Directions
Exactly reproduce the lines that follow.

** start Record set **

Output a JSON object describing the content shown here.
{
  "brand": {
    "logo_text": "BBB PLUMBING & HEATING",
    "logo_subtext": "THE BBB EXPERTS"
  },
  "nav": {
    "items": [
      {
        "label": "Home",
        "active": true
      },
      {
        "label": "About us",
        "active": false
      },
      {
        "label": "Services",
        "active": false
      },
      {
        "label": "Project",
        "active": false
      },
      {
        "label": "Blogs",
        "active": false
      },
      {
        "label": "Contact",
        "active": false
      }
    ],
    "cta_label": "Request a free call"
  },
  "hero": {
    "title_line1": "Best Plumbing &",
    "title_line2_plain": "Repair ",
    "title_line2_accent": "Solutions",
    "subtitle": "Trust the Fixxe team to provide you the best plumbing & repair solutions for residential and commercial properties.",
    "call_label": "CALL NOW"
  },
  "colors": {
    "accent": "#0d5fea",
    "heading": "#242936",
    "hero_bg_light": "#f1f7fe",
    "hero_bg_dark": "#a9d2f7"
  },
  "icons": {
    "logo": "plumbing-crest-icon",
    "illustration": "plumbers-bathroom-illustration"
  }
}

** end Record set **

Reply to the task
Output a JSON object describing the content shown here.
{
  "brand": {
    "logo_text": "BBB PLUMBING & HEATING",
    "logo_subtext": "THE BBB EXPERTS"
  },
  "nav": {
    "items": [
      {
        "label": "Home",
        "active": true
      },
      {
        "label": "About us",
        "active": false
      },
      {
        "label": "Services",
        "active": false
      },
      {
        "label": "Project",
        "active": false
      },
      {
        "label": "Blogs",
        "active": false
      },
      {
        "label": "Contact",
        "active": false
      }
    ],
    "cta_label": "Request a free call"
  },
  "hero": {
    "title_line1": "Best Plumbing &",
    "title_line2_plain": "Repair ",
    "title_line2_accent": "Solutions",
    "subtitle": "Trust the Fixxe team to provide you the best plumbing & repair solutions for residential and commercial properties.",
    "call_label": "CALL NOW"
  },
  "colors": {
    "accent": "#0d5fea",
    "heading": "#242936",
    "hero_bg_light": "#f1f7fe",
    "hero_bg_dark": "#a9d2f7"
  },
  "icons": {
    "logo": "plumbing-crest-icon",
    "illustration": "plumbers-bathroom-illustration"
  }
}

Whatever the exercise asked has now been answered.